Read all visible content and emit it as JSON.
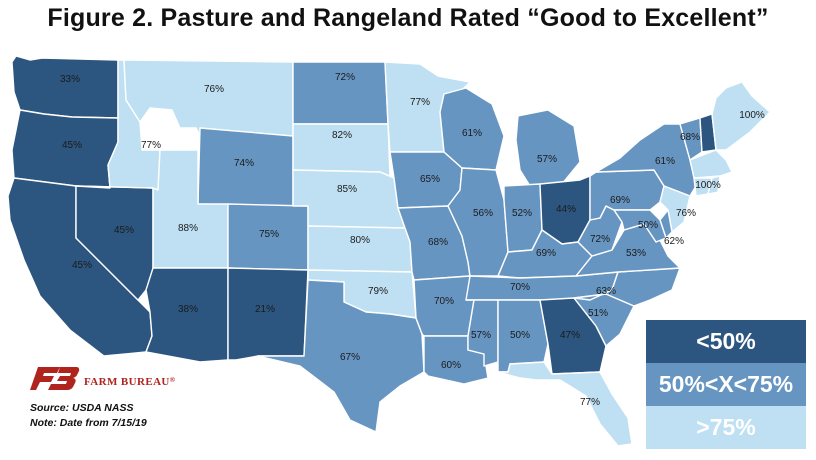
{
  "title": "Figure 2. Pasture and Rangeland Rated “Good to Excellent”",
  "colors": {
    "low": "#2c5680",
    "mid": "#6795c2",
    "high": "#bfe0f2",
    "ocean": "#ffffff",
    "logo": "#b0241e"
  },
  "legend": [
    {
      "label": "<50%",
      "bin": "low"
    },
    {
      "label": "50%<X<75%",
      "bin": "mid"
    },
    {
      "label": ">75%",
      "bin": "high"
    }
  ],
  "organization": "FARM BUREAU",
  "registered_mark": "®",
  "source": "Source: USDA NASS",
  "note": "Note: Date from 7/15/19",
  "states": [
    {
      "code": "WA",
      "value": 33,
      "bin": "low",
      "label": "33%"
    },
    {
      "code": "OR",
      "value": 45,
      "bin": "low",
      "label": "45%"
    },
    {
      "code": "CA",
      "value": 45,
      "bin": "low",
      "label": "45%"
    },
    {
      "code": "NV",
      "value": 45,
      "bin": "low",
      "label": "45%"
    },
    {
      "code": "ID",
      "value": 77,
      "bin": "high",
      "label": "77%"
    },
    {
      "code": "MT",
      "value": 76,
      "bin": "high",
      "label": "76%"
    },
    {
      "code": "WY",
      "value": 74,
      "bin": "mid",
      "label": "74%"
    },
    {
      "code": "UT",
      "value": 88,
      "bin": "high",
      "label": "88%"
    },
    {
      "code": "AZ",
      "value": 38,
      "bin": "low",
      "label": "38%"
    },
    {
      "code": "CO",
      "value": 75,
      "bin": "mid",
      "label": "75%"
    },
    {
      "code": "NM",
      "value": 21,
      "bin": "low",
      "label": "21%"
    },
    {
      "code": "ND",
      "value": 72,
      "bin": "mid",
      "label": "72%"
    },
    {
      "code": "SD",
      "value": 82,
      "bin": "high",
      "label": "82%"
    },
    {
      "code": "NE",
      "value": 85,
      "bin": "high",
      "label": "85%"
    },
    {
      "code": "KS",
      "value": 80,
      "bin": "high",
      "label": "80%"
    },
    {
      "code": "OK",
      "value": 79,
      "bin": "high",
      "label": "79%"
    },
    {
      "code": "TX",
      "value": 67,
      "bin": "mid",
      "label": "67%"
    },
    {
      "code": "MN",
      "value": 77,
      "bin": "high",
      "label": "77%"
    },
    {
      "code": "IA",
      "value": 65,
      "bin": "mid",
      "label": "65%"
    },
    {
      "code": "MO",
      "value": 68,
      "bin": "mid",
      "label": "68%"
    },
    {
      "code": "AR",
      "value": 70,
      "bin": "mid",
      "label": "70%"
    },
    {
      "code": "LA",
      "value": 60,
      "bin": "mid",
      "label": "60%"
    },
    {
      "code": "WI",
      "value": 61,
      "bin": "mid",
      "label": "61%"
    },
    {
      "code": "IL",
      "value": 56,
      "bin": "mid",
      "label": "56%"
    },
    {
      "code": "MI",
      "value": 57,
      "bin": "mid",
      "label": "57%"
    },
    {
      "code": "IN",
      "value": 52,
      "bin": "mid",
      "label": "52%"
    },
    {
      "code": "OH",
      "value": 44,
      "bin": "low",
      "label": "44%"
    },
    {
      "code": "KY",
      "value": 69,
      "bin": "mid",
      "label": "69%"
    },
    {
      "code": "TN",
      "value": 70,
      "bin": "mid",
      "label": "70%"
    },
    {
      "code": "MS",
      "value": 57,
      "bin": "mid",
      "label": "57%"
    },
    {
      "code": "AL",
      "value": 50,
      "bin": "mid",
      "label": "50%"
    },
    {
      "code": "GA",
      "value": 47,
      "bin": "low",
      "label": "47%"
    },
    {
      "code": "FL",
      "value": 77,
      "bin": "high",
      "label": "77%"
    },
    {
      "code": "SC",
      "value": 51,
      "bin": "mid",
      "label": "51%"
    },
    {
      "code": "NC",
      "value": 63,
      "bin": "mid",
      "label": "63%"
    },
    {
      "code": "VA",
      "value": 53,
      "bin": "mid",
      "label": "53%"
    },
    {
      "code": "WV",
      "value": 72,
      "bin": "mid",
      "label": "72%"
    },
    {
      "code": "PA",
      "value": 69,
      "bin": "mid",
      "label": "69%"
    },
    {
      "code": "NY",
      "value": 61,
      "bin": "mid",
      "label": "61%"
    },
    {
      "code": "VT",
      "value": 68,
      "bin": "mid",
      "label": "68%"
    },
    {
      "code": "NH",
      "value": null,
      "bin": "low",
      "label": ""
    },
    {
      "code": "ME",
      "value": 100,
      "bin": "high",
      "label": "100%"
    },
    {
      "code": "MA",
      "value": 100,
      "bin": "high",
      "label": "100%"
    },
    {
      "code": "CT",
      "value": null,
      "bin": "high",
      "label": ""
    },
    {
      "code": "RI",
      "value": null,
      "bin": "high",
      "label": ""
    },
    {
      "code": "NJ",
      "value": 76,
      "bin": "high",
      "label": "76%"
    },
    {
      "code": "DE",
      "value": 62,
      "bin": "mid",
      "label": "62%"
    },
    {
      "code": "MD",
      "value": 50,
      "bin": "mid",
      "label": "50%"
    }
  ]
}
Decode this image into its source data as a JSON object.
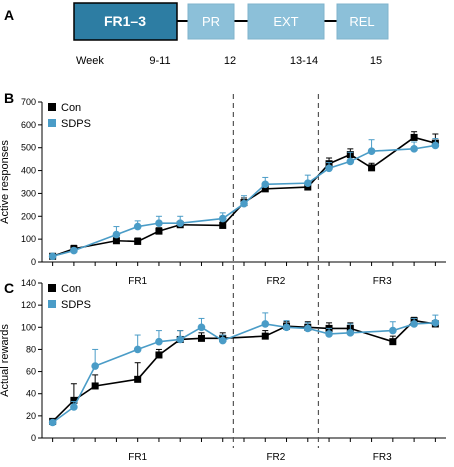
{
  "panels": {
    "a": "A",
    "b": "B",
    "c": "C"
  },
  "timeline": {
    "phases": [
      {
        "label": "FR1–3",
        "week": "9-11",
        "emphasis": true
      },
      {
        "label": "PR",
        "week": "12",
        "emphasis": false
      },
      {
        "label": "EXT",
        "week": "13-14",
        "emphasis": false
      },
      {
        "label": "REL",
        "week": "15",
        "emphasis": false
      }
    ],
    "week_label": "Week",
    "colors": {
      "active_fill": "#2d7da3",
      "active_border": "#000000",
      "inactive_fill": "#8cc0d9",
      "inactive_border": "#7fb3cc",
      "connector": "#000000"
    }
  },
  "chart_data": [
    {
      "type": "line",
      "ylabel": "Active responses",
      "xlabel": "",
      "ylim": [
        0,
        700
      ],
      "yticks": [
        0,
        100,
        200,
        300,
        400,
        500,
        600,
        700
      ],
      "sessions": 19,
      "phase_labels": [
        "FR1",
        "FR2",
        "FR3"
      ],
      "phase_boundaries_after_session": [
        9,
        13
      ],
      "legend_position": "top-left",
      "series": [
        {
          "name": "Con",
          "color": "#000000",
          "marker": "square",
          "values": [
            25,
            58,
            93,
            90,
            135,
            163,
            160,
            260,
            320,
            328,
            430,
            470,
            412,
            545,
            520
          ],
          "errors": [
            5,
            15,
            12,
            15,
            15,
            15,
            15,
            20,
            10,
            10,
            25,
            25,
            20,
            25,
            40
          ]
        },
        {
          "name": "SDPS",
          "color": "#4a9cc7",
          "marker": "circle",
          "values": [
            25,
            50,
            120,
            155,
            170,
            170,
            190,
            255,
            340,
            345,
            410,
            440,
            485,
            495,
            510
          ],
          "errors": [
            5,
            10,
            35,
            25,
            30,
            30,
            25,
            35,
            30,
            35,
            25,
            40,
            50,
            30,
            30
          ]
        }
      ]
    },
    {
      "type": "line",
      "ylabel": "Actual rewards",
      "xlabel": "",
      "ylim": [
        0,
        140
      ],
      "yticks": [
        0,
        20,
        40,
        60,
        80,
        100,
        120,
        140
      ],
      "sessions": 19,
      "phase_labels": [
        "FR1",
        "FR2",
        "FR3"
      ],
      "phase_boundaries_after_session": [
        9,
        13
      ],
      "legend_position": "top-left",
      "series": [
        {
          "name": "Con",
          "color": "#000000",
          "marker": "square",
          "values": [
            15,
            34,
            47,
            53,
            75,
            89,
            90,
            90,
            92,
            101,
            100,
            99,
            99,
            87,
            106,
            103
          ],
          "errors": [
            2,
            15,
            10,
            15,
            5,
            8,
            5,
            5,
            5,
            4,
            5,
            5,
            5,
            5,
            3,
            3
          ]
        },
        {
          "name": "SDPS",
          "color": "#4a9cc7",
          "marker": "circle",
          "values": [
            14,
            28,
            65,
            80,
            87,
            89,
            100,
            88,
            103,
            100,
            99,
            94,
            95,
            97,
            103,
            104
          ],
          "errors": [
            2,
            5,
            15,
            13,
            10,
            8,
            8,
            5,
            10,
            6,
            5,
            5,
            8,
            8,
            5,
            7
          ]
        }
      ]
    }
  ]
}
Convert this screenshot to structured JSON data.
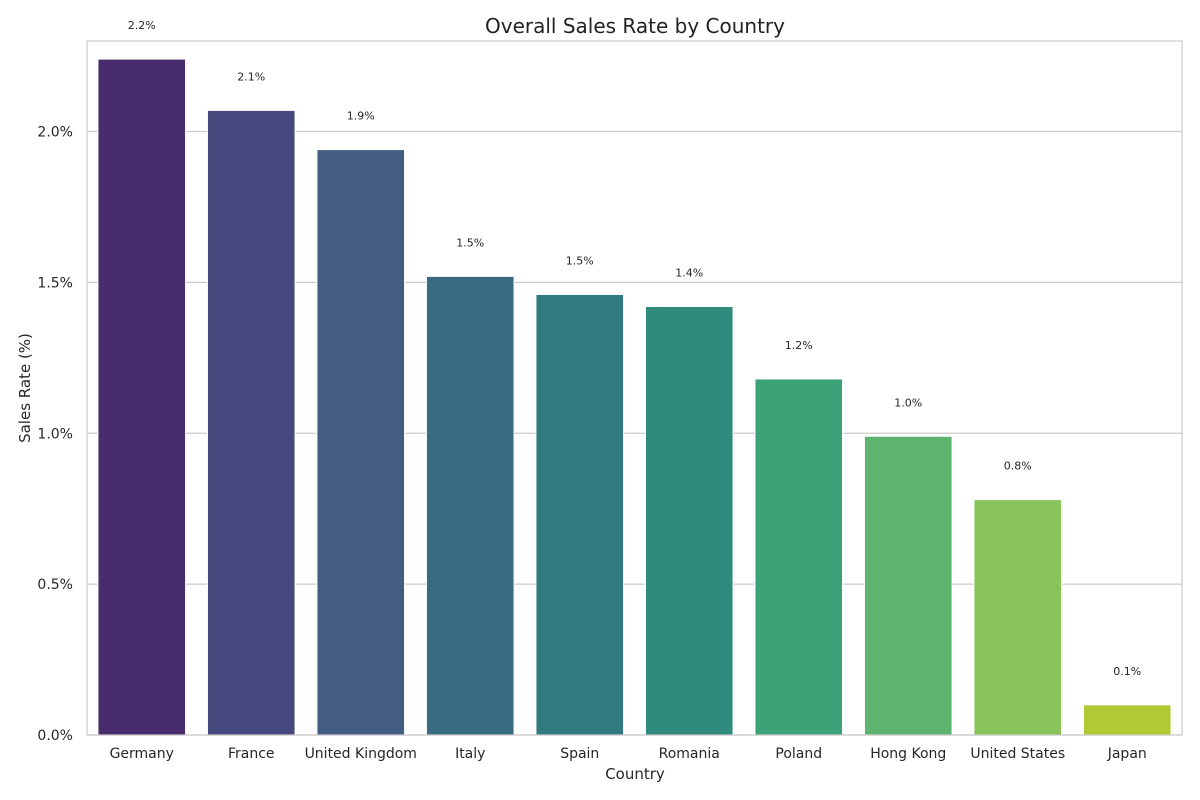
{
  "chart_data": {
    "type": "bar",
    "title": "Overall Sales Rate by Country",
    "xlabel": "Country",
    "ylabel": "Sales Rate (%)",
    "ylim": [
      0,
      2.3
    ],
    "yticks": [
      0,
      0.5,
      1.0,
      1.5,
      2.0
    ],
    "ytick_labels": [
      "0.0%",
      "0.5%",
      "1.0%",
      "1.5%",
      "2.0%"
    ],
    "categories": [
      "Germany",
      "France",
      "United Kingdom",
      "Italy",
      "Spain",
      "Romania",
      "Poland",
      "Hong Kong",
      "United States",
      "Japan"
    ],
    "values": [
      2.24,
      2.07,
      1.94,
      1.52,
      1.46,
      1.42,
      1.18,
      0.99,
      0.78,
      0.1
    ],
    "data_labels": [
      "2.2%",
      "2.1%",
      "1.9%",
      "1.5%",
      "1.5%",
      "1.4%",
      "1.2%",
      "1.0%",
      "0.8%",
      "0.1%"
    ],
    "colors": [
      "#472d6b",
      "#47497e",
      "#435c82",
      "#386b80",
      "#317a80",
      "#2f8b7c",
      "#3ba177",
      "#5db46e",
      "#88c45a",
      "#b2c935"
    ],
    "grid": "horizontal"
  }
}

■ ■ ■

Only the lines from the one containing "Convert this screenshot" through the last line of the entries above belong in the copy; reproduce them exactly and drop every picture.

• [Solution to the problem]:
Convert this screenshot to structured JSON data.
{
  "chart_data": {
    "type": "bar",
    "title": "Overall Sales Rate by Country",
    "xlabel": "Country",
    "ylabel": "Sales Rate (%)",
    "ylim": [
      0,
      2.3
    ],
    "yticks": [
      0,
      0.5,
      1.0,
      1.5,
      2.0
    ],
    "ytick_labels": [
      "0.0%",
      "0.5%",
      "1.0%",
      "1.5%",
      "2.0%"
    ],
    "categories": [
      "Germany",
      "France",
      "United Kingdom",
      "Italy",
      "Spain",
      "Romania",
      "Poland",
      "Hong Kong",
      "United States",
      "Japan"
    ],
    "values": [
      2.24,
      2.07,
      1.94,
      1.52,
      1.46,
      1.42,
      1.18,
      0.99,
      0.78,
      0.1
    ],
    "data_labels": [
      "2.2%",
      "2.1%",
      "1.9%",
      "1.5%",
      "1.5%",
      "1.4%",
      "1.2%",
      "1.0%",
      "0.8%",
      "0.1%"
    ],
    "colors": [
      "#472d6b",
      "#47497e",
      "#435c82",
      "#386b80",
      "#317a80",
      "#2f8b7c",
      "#3ba177",
      "#5db46e",
      "#88c45a",
      "#b2c935"
    ],
    "grid": "horizontal"
  }
}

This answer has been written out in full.